**Exercise description:**
Find and return each line containing "name".

--- Begin Dataset ---

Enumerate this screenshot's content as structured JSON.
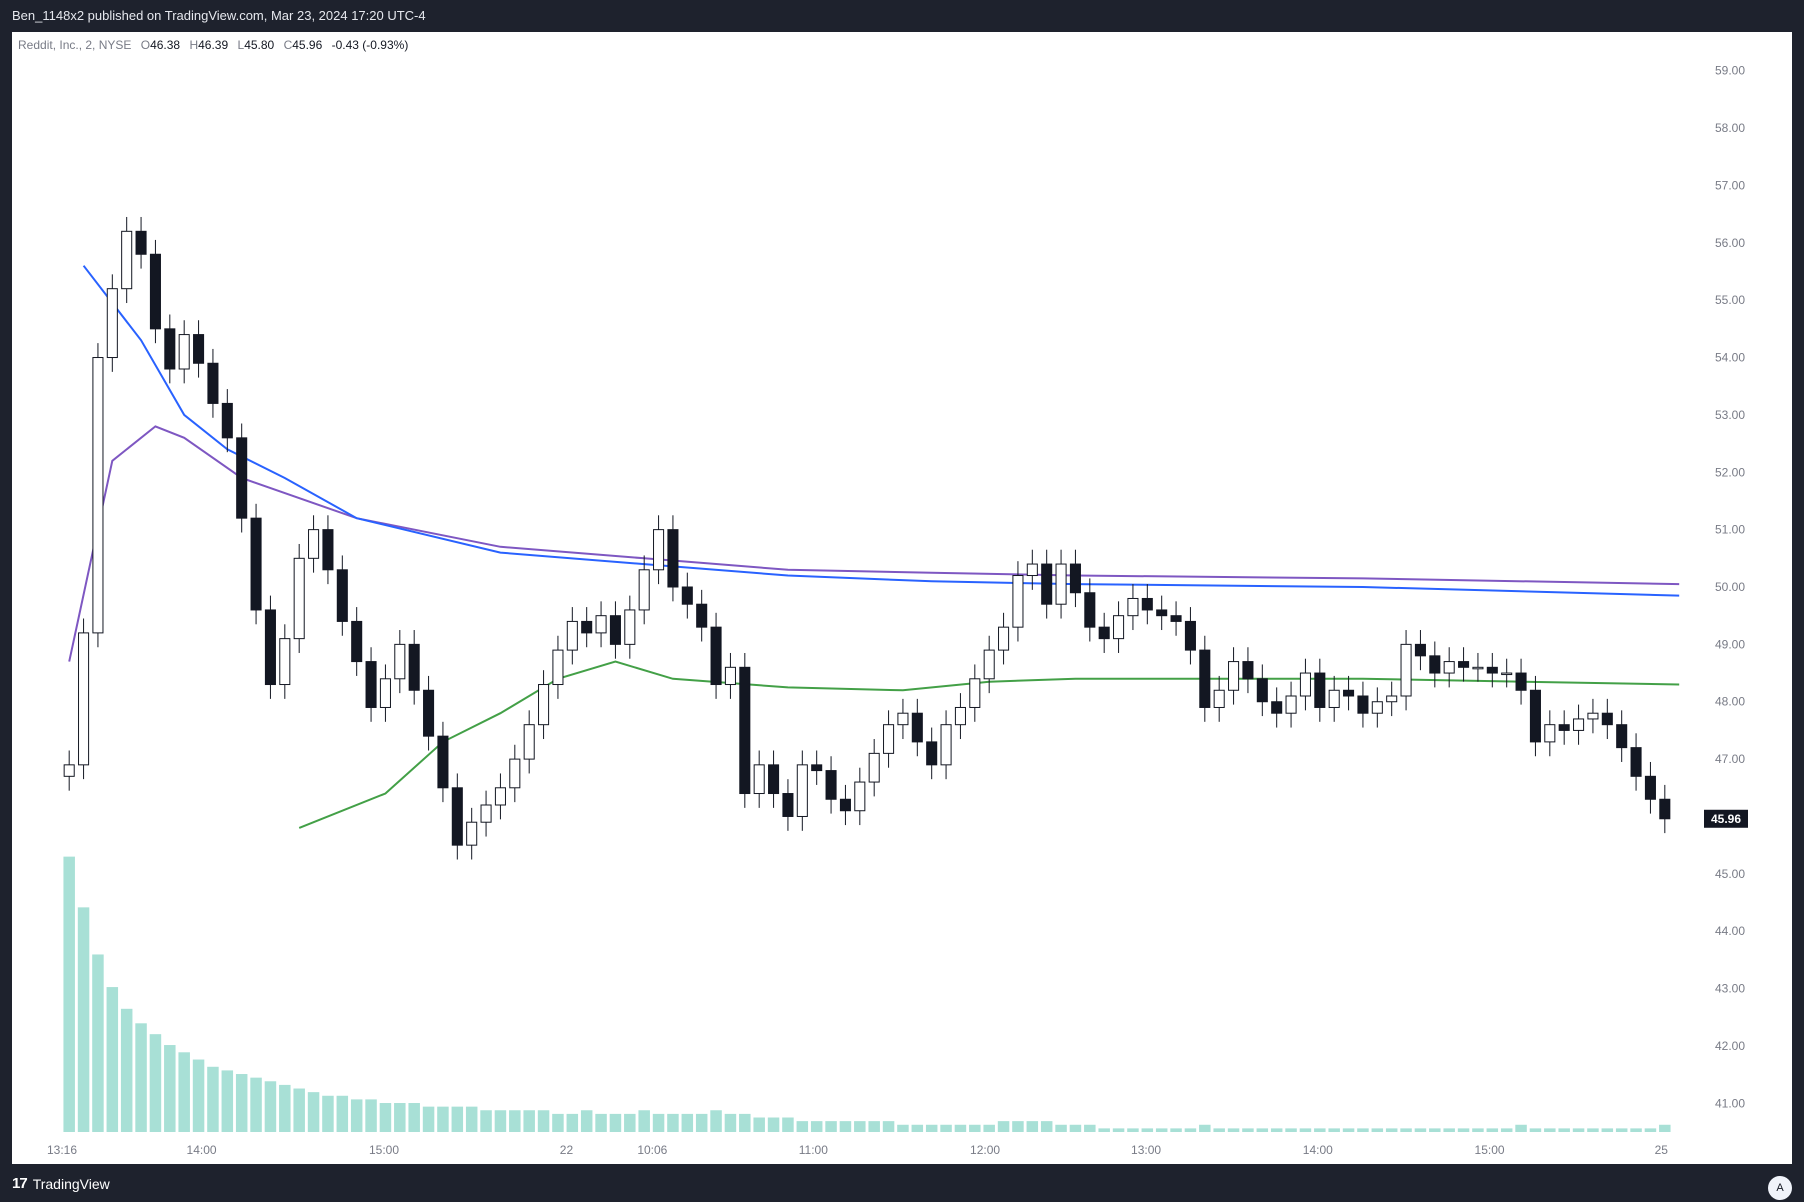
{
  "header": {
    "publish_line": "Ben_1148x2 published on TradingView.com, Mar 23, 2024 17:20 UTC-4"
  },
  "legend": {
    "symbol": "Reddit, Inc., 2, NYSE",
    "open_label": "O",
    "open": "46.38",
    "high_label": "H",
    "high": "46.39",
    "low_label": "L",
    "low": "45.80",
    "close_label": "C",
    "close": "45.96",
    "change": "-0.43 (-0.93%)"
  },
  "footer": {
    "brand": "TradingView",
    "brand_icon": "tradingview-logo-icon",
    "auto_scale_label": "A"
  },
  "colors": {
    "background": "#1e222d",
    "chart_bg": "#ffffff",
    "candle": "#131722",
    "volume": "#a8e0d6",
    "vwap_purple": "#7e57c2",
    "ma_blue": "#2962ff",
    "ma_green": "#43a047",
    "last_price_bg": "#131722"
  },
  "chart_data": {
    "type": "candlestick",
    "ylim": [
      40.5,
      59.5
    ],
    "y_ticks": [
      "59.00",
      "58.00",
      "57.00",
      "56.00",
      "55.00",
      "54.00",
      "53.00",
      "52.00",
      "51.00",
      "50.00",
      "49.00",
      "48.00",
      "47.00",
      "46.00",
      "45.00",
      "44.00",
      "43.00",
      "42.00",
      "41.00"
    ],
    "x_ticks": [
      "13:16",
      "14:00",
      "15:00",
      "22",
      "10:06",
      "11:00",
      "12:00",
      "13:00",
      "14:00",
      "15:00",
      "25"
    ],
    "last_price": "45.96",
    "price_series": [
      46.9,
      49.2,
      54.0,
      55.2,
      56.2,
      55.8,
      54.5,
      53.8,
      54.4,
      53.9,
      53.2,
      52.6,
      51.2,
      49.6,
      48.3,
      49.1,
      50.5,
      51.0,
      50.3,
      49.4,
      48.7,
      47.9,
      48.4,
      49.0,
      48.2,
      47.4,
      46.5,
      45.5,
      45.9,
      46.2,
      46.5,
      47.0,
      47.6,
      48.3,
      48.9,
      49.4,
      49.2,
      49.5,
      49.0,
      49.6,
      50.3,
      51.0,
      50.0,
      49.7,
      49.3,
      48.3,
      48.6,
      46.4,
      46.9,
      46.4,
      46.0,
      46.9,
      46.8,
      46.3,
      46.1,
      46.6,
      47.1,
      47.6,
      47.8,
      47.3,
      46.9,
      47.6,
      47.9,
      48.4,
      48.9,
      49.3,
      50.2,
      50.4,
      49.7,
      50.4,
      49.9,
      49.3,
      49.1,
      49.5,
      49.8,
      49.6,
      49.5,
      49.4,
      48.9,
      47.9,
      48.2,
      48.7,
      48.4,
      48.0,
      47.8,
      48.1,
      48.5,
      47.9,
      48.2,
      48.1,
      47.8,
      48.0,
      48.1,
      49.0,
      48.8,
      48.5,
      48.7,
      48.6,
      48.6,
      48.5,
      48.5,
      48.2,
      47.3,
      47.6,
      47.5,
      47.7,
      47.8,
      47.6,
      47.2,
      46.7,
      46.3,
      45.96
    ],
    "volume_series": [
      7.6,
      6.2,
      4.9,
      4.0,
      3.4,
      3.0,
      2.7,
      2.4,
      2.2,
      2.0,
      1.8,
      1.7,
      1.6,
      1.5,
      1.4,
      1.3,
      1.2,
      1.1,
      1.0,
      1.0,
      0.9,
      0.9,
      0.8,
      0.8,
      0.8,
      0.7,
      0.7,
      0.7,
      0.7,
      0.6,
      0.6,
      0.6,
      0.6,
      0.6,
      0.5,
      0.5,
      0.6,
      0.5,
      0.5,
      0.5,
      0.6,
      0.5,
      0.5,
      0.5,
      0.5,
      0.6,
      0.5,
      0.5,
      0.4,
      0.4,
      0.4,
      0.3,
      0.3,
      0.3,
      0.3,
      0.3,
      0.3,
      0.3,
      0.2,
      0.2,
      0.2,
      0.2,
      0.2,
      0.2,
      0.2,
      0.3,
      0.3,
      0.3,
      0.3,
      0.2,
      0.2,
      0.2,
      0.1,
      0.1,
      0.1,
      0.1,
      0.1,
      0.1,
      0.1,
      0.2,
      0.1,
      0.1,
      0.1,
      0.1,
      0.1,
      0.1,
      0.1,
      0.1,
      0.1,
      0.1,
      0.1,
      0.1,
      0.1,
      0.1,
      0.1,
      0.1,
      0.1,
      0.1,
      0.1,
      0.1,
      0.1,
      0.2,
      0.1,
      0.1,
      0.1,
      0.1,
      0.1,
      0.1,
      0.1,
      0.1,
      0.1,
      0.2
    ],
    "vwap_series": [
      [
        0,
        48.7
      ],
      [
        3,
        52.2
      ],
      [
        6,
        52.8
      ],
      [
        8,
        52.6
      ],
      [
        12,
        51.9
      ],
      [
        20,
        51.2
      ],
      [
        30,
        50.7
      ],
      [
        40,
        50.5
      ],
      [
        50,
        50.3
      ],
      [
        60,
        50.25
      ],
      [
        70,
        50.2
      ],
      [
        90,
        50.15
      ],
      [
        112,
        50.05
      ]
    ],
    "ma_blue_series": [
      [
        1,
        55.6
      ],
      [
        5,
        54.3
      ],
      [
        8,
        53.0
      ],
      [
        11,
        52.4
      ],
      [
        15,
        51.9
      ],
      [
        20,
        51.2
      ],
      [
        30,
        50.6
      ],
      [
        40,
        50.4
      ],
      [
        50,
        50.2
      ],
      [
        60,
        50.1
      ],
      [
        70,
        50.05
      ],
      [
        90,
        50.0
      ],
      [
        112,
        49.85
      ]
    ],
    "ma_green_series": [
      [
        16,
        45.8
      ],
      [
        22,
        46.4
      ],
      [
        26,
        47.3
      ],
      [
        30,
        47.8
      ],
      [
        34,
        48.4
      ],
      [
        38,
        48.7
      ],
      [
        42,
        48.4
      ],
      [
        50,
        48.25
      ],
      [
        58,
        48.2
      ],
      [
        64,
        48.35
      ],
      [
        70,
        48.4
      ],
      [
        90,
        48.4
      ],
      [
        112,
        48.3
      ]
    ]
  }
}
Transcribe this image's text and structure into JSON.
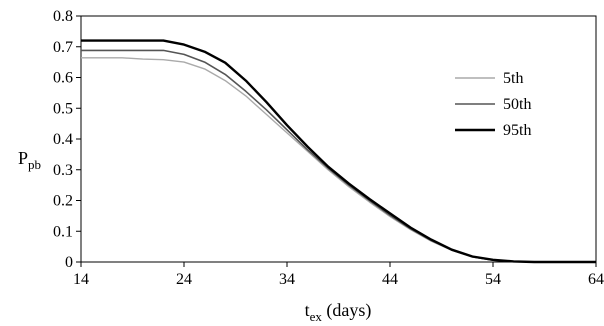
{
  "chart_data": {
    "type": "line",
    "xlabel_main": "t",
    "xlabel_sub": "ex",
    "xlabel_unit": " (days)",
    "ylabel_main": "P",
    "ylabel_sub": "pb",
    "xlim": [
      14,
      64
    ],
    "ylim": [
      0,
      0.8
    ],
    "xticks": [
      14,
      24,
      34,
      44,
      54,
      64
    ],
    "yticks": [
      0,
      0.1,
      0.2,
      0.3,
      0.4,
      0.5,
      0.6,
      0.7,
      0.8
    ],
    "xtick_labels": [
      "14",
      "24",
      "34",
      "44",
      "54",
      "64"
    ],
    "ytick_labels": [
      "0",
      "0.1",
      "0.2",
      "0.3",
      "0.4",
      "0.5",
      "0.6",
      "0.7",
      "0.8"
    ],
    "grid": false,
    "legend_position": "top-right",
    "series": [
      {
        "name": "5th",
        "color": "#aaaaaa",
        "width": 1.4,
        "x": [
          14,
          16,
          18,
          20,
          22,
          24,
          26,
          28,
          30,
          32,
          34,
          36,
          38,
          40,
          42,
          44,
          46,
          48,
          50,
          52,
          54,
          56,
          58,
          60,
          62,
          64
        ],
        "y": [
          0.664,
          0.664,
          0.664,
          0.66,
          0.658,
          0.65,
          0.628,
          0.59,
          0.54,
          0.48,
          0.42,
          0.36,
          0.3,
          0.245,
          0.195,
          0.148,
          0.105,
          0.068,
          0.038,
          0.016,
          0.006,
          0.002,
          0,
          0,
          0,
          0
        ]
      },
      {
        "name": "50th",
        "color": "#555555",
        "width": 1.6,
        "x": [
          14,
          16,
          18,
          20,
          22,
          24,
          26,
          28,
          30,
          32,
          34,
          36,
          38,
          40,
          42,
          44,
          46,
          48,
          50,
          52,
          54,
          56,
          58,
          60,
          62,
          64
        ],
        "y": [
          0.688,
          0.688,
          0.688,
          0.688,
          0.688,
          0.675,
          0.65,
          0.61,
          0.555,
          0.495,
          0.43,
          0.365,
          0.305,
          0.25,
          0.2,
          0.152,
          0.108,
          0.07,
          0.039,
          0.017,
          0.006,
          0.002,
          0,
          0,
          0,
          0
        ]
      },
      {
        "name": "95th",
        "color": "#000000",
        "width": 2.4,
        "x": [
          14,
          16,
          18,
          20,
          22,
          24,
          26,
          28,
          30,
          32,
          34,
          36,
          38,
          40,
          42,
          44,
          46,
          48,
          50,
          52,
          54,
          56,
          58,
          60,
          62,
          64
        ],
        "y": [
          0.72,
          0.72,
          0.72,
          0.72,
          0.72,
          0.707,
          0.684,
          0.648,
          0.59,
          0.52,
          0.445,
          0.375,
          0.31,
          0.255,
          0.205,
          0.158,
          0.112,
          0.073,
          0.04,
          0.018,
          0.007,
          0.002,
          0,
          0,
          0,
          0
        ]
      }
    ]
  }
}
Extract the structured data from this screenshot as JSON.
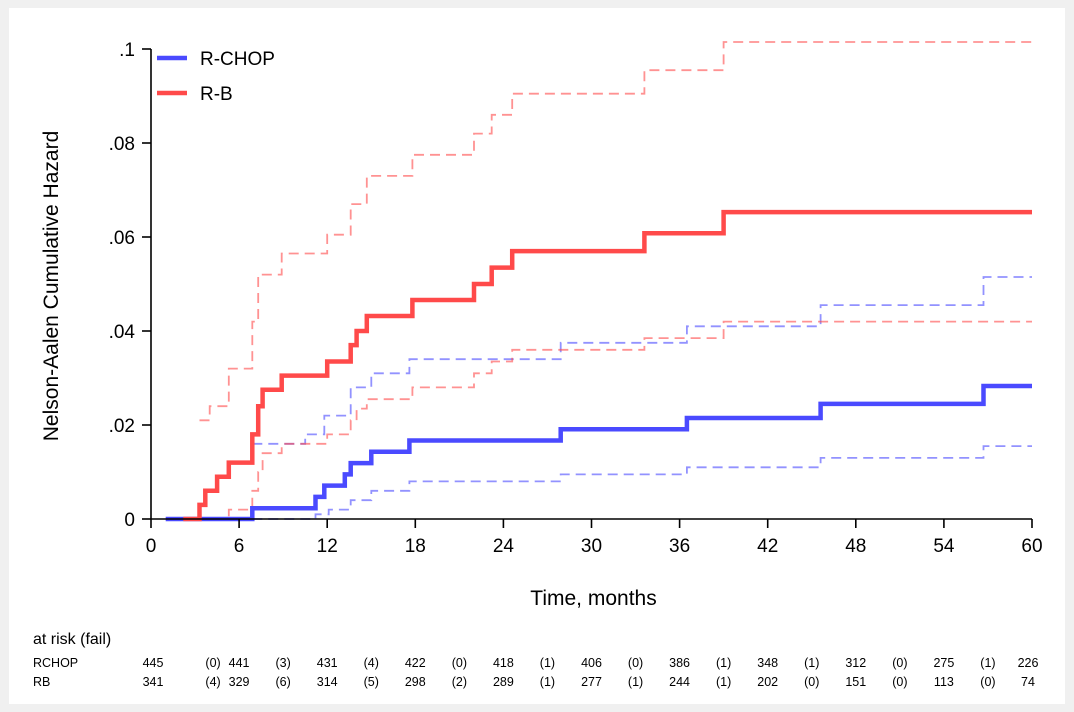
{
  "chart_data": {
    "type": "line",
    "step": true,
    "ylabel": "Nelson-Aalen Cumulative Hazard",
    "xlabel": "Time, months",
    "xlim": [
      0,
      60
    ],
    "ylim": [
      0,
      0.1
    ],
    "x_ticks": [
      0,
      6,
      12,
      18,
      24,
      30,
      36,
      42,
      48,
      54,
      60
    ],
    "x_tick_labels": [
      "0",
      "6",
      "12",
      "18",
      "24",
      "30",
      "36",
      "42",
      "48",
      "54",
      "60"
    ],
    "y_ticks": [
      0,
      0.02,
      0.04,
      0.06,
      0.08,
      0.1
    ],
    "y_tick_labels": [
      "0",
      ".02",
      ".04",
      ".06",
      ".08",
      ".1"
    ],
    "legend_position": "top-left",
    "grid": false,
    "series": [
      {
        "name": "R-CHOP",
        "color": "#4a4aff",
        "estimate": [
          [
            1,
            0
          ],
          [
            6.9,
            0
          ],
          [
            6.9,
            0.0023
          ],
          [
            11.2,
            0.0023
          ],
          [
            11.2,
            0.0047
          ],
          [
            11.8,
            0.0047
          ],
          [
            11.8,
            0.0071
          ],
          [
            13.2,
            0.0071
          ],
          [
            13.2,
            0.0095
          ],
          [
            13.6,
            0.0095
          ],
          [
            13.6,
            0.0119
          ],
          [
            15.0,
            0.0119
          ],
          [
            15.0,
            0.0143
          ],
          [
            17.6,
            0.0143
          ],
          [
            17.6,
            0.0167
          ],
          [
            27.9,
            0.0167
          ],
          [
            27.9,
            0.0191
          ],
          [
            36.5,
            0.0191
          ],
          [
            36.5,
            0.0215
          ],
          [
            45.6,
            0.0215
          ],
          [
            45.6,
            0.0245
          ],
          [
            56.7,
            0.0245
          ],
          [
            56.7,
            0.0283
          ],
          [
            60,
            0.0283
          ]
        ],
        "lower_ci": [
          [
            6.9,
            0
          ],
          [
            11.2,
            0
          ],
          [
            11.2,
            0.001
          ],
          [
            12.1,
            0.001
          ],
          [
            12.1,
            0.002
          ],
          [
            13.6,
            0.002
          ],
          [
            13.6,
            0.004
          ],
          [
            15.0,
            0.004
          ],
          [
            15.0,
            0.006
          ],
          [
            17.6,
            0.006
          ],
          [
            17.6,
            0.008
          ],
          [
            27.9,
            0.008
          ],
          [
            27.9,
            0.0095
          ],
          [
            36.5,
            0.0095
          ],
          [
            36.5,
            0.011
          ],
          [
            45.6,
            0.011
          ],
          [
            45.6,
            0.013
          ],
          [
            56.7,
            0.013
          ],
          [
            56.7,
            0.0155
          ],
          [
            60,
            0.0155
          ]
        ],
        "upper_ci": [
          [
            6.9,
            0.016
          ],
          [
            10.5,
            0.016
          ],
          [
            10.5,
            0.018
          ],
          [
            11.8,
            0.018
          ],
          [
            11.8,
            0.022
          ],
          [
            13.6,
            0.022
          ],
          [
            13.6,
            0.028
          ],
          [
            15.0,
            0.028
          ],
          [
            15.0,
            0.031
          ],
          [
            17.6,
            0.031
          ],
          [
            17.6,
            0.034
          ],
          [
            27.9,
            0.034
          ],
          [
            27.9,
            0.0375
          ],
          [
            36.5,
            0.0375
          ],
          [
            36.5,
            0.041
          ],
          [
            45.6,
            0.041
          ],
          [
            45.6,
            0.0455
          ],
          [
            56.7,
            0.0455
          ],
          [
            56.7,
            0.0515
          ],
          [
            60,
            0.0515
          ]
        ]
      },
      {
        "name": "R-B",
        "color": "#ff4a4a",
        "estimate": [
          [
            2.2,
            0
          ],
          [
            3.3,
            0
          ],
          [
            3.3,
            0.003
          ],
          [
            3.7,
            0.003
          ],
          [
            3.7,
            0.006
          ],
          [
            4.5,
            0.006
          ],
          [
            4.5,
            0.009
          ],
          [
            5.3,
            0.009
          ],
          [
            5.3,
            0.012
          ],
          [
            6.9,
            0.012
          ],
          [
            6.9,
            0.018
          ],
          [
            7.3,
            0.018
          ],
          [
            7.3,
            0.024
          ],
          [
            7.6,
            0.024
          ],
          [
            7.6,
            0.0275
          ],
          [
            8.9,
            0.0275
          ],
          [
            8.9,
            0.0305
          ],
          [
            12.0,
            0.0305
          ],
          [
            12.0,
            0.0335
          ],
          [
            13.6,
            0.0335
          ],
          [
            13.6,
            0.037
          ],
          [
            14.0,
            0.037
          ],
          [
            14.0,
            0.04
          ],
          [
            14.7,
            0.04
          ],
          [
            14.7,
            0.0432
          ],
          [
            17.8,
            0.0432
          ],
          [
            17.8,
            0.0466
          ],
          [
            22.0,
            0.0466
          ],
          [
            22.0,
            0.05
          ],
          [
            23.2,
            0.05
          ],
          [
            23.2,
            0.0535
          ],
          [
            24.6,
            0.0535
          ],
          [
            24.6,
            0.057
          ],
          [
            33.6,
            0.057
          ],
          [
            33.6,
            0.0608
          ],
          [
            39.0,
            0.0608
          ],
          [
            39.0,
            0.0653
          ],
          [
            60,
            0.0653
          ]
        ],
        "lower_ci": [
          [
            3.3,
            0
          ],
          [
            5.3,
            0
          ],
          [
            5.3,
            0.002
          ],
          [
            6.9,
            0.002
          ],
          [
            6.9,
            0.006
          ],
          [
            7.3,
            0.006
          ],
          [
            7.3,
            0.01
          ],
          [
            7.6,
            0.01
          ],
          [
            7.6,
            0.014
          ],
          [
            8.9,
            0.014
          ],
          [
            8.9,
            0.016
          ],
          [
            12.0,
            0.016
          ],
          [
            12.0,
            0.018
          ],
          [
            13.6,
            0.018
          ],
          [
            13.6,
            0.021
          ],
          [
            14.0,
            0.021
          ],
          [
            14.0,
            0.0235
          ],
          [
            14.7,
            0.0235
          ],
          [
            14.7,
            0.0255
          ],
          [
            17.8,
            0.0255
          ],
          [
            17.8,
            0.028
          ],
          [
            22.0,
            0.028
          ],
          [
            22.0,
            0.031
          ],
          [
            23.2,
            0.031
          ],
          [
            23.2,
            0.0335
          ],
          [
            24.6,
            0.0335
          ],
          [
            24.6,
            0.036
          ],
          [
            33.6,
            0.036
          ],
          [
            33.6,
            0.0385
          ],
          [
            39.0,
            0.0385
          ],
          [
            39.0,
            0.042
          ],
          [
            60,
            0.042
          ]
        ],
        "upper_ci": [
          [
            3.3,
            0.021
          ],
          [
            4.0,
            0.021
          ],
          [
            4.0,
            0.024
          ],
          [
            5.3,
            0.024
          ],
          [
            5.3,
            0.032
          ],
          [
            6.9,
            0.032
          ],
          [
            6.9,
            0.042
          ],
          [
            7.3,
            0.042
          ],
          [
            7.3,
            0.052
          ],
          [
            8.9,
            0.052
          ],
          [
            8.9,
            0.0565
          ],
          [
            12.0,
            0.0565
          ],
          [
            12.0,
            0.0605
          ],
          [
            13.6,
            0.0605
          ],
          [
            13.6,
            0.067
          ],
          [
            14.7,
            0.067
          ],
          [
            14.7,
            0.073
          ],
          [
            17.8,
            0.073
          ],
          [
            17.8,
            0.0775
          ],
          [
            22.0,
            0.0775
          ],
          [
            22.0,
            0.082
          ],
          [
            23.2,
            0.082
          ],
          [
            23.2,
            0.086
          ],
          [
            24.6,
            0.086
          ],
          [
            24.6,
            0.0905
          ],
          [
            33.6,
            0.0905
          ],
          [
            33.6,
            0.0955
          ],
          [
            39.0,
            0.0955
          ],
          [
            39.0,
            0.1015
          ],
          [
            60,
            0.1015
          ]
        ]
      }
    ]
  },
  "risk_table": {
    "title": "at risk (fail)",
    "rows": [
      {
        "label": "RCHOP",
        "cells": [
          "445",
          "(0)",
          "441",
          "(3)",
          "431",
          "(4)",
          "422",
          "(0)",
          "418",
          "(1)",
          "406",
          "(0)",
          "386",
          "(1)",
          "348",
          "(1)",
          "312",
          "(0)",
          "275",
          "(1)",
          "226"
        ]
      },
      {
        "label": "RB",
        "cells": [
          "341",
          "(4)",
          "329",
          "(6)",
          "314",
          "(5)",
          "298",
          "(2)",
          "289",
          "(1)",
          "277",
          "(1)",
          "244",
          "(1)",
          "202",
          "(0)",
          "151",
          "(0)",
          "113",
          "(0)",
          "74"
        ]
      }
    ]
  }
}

--- End Dataset ---

**Solved problem:**
        "name": "5th",
        "name": "50th",
        "name": "95th",
        "name": "R-CHOP",
        "name": "R-B",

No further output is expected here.